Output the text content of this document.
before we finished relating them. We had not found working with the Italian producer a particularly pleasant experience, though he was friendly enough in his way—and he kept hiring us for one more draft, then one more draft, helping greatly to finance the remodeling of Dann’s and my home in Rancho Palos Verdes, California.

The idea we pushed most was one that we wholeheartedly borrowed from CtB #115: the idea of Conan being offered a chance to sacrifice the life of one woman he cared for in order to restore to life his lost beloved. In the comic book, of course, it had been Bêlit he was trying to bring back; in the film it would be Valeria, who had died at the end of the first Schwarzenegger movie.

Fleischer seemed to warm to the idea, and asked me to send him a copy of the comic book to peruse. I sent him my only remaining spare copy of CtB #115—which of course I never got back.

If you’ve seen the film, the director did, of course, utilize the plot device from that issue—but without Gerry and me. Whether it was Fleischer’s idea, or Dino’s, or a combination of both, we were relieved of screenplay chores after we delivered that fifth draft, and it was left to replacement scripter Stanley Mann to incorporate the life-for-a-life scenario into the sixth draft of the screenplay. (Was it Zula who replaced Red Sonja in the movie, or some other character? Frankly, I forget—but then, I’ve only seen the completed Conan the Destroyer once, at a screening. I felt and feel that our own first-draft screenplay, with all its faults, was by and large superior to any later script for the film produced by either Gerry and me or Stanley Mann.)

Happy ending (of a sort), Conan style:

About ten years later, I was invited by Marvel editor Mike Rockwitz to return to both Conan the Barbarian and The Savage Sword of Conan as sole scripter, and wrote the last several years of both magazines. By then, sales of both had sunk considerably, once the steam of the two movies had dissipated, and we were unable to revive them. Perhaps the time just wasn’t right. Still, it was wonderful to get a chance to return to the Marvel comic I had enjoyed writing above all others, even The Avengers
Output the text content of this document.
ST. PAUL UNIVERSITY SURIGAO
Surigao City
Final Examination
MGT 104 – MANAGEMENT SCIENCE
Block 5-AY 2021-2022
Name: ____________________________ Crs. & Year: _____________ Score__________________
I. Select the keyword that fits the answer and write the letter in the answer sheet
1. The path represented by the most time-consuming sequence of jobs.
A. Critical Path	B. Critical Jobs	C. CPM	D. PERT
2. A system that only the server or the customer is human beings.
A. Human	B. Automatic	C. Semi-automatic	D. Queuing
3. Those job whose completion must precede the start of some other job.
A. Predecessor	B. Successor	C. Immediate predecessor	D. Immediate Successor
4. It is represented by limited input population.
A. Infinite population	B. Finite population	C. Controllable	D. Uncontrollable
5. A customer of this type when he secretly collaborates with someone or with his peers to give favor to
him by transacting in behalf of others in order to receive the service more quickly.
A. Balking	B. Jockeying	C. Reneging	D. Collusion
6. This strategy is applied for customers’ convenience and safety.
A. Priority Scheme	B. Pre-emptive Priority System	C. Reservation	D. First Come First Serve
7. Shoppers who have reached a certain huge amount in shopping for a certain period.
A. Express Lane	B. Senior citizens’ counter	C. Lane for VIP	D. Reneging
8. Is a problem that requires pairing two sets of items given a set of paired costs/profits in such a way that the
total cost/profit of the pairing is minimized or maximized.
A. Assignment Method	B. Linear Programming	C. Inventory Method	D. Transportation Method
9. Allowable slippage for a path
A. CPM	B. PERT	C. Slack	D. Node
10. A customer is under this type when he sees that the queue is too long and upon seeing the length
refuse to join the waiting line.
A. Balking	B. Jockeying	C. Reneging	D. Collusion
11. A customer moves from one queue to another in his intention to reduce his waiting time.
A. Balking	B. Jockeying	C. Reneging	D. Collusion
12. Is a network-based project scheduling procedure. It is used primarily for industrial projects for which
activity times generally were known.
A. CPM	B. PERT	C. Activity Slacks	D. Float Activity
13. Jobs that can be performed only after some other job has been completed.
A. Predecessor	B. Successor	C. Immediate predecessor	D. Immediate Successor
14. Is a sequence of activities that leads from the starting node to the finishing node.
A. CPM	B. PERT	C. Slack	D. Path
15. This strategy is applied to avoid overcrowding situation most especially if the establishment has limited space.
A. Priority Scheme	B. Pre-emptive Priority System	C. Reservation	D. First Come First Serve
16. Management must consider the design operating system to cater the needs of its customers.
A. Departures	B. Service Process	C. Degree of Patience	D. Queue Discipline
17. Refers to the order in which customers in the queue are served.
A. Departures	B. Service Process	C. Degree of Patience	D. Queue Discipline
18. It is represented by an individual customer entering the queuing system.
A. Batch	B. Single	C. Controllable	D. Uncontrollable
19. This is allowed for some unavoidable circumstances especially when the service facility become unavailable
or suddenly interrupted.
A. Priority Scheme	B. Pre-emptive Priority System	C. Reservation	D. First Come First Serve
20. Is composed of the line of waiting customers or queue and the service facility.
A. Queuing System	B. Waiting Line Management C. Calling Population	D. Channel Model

■ WORK INSTRUCTIONS:
Using the material above, copy every line in which the string "most" occurs.

■ THE RESPONSE:
The idea we pushed most was one that we wholeheartedly borrowed from CtB #115: the idea of Conan being offered a chance to sacrifice the life of one woman he cared for in order to restore to life his lost beloved. In the comic book, of course, it had been Bêlit he was trying to bring back; in the film it would be Valeria, who had died at the end of the first Schwarzenegger movie.
1. The path represented by the most time-consuming sequence of jobs.
15. This strategy is applied to avoid overcrowding situation most especially if the establishment has limited space.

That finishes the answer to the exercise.